## Dataset extract
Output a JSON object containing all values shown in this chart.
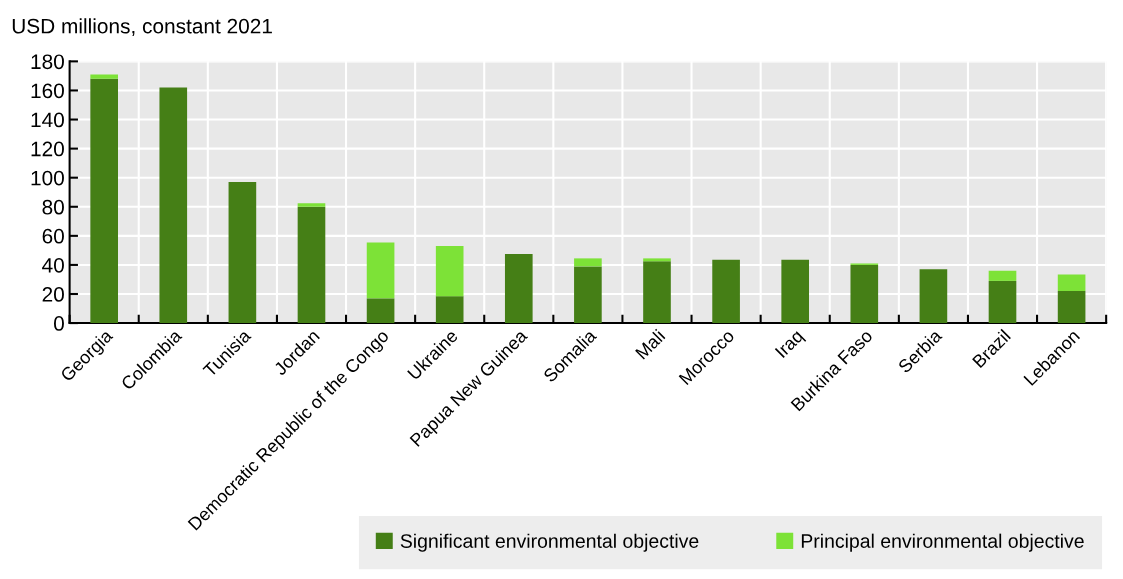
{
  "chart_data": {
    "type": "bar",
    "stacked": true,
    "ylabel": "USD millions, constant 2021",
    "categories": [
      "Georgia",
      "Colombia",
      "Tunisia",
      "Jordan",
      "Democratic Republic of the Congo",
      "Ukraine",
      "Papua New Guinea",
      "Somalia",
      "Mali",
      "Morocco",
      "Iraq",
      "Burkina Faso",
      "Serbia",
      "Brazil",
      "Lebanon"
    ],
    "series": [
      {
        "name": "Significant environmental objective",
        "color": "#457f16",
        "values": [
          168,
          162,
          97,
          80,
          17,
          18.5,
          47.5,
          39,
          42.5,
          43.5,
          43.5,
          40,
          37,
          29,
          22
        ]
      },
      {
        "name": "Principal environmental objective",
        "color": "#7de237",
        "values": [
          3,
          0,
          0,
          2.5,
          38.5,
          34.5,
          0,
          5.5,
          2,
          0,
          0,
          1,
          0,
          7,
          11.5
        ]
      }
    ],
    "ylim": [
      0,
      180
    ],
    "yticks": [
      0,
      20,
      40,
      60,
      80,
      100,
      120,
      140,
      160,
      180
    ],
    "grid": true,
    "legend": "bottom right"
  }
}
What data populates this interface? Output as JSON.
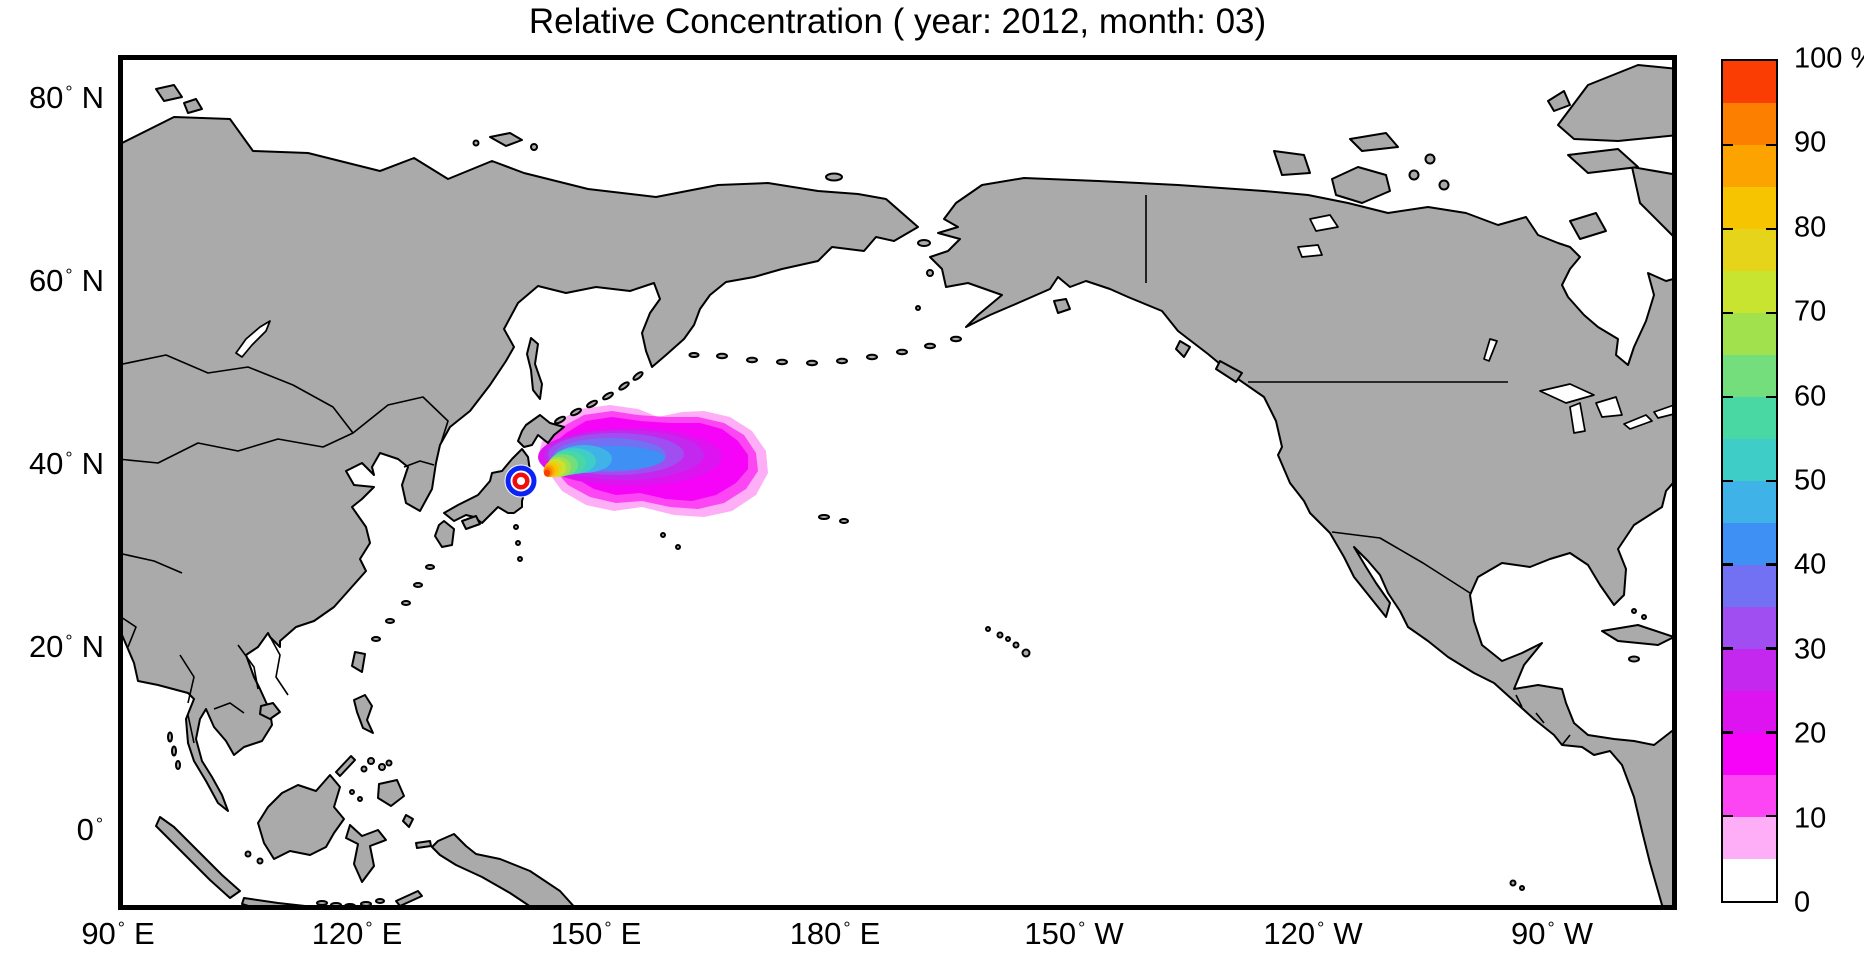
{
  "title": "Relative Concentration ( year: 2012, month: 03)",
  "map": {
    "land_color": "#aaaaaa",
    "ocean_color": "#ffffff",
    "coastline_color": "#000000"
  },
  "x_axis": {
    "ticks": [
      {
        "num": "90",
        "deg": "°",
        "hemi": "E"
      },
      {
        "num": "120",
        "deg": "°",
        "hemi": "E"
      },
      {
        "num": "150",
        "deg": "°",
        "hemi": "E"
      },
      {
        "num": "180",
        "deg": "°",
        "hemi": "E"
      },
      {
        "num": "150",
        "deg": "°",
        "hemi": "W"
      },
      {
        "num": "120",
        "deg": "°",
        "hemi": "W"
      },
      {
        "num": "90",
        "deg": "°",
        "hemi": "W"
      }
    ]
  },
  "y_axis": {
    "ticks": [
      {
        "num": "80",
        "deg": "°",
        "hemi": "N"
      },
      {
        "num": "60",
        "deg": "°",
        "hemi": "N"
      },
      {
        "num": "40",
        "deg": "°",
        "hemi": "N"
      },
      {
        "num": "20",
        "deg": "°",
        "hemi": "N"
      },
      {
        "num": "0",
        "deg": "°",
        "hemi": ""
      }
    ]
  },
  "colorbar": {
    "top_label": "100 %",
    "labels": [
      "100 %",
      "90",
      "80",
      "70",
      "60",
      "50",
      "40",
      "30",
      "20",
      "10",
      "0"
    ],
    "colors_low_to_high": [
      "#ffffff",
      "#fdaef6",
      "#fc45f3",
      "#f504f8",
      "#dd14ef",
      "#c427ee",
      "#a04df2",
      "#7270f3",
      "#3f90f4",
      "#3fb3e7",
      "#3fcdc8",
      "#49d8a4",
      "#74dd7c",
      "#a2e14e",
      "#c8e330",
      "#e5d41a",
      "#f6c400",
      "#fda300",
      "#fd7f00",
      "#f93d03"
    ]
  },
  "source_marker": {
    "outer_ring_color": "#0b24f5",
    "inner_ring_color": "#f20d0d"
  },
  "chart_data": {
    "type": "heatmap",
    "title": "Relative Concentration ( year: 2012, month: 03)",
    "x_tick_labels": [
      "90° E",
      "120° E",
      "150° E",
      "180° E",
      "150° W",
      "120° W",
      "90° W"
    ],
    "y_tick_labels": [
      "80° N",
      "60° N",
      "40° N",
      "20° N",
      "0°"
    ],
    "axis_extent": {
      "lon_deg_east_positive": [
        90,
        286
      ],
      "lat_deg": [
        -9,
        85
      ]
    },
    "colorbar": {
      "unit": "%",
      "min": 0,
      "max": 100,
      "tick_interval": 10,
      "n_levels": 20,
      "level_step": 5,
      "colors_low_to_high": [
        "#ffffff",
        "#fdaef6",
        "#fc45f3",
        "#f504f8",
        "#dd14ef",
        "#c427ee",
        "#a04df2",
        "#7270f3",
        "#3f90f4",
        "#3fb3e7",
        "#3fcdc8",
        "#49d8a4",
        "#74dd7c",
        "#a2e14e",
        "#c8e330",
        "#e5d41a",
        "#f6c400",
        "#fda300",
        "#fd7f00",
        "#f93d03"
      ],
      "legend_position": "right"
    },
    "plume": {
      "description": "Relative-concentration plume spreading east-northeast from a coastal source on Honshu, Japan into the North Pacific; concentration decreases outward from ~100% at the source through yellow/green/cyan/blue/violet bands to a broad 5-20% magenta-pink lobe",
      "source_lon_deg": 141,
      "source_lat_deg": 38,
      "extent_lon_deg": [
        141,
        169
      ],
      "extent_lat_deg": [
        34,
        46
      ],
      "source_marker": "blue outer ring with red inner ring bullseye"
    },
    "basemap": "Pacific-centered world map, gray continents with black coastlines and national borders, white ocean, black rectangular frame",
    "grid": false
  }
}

## Work to do
In the listing above, find the lines holding the word "this" and copy them.

## Output below
Output a JSON object containing all values shown in this chart.
What data populates this interface? Output as JSON.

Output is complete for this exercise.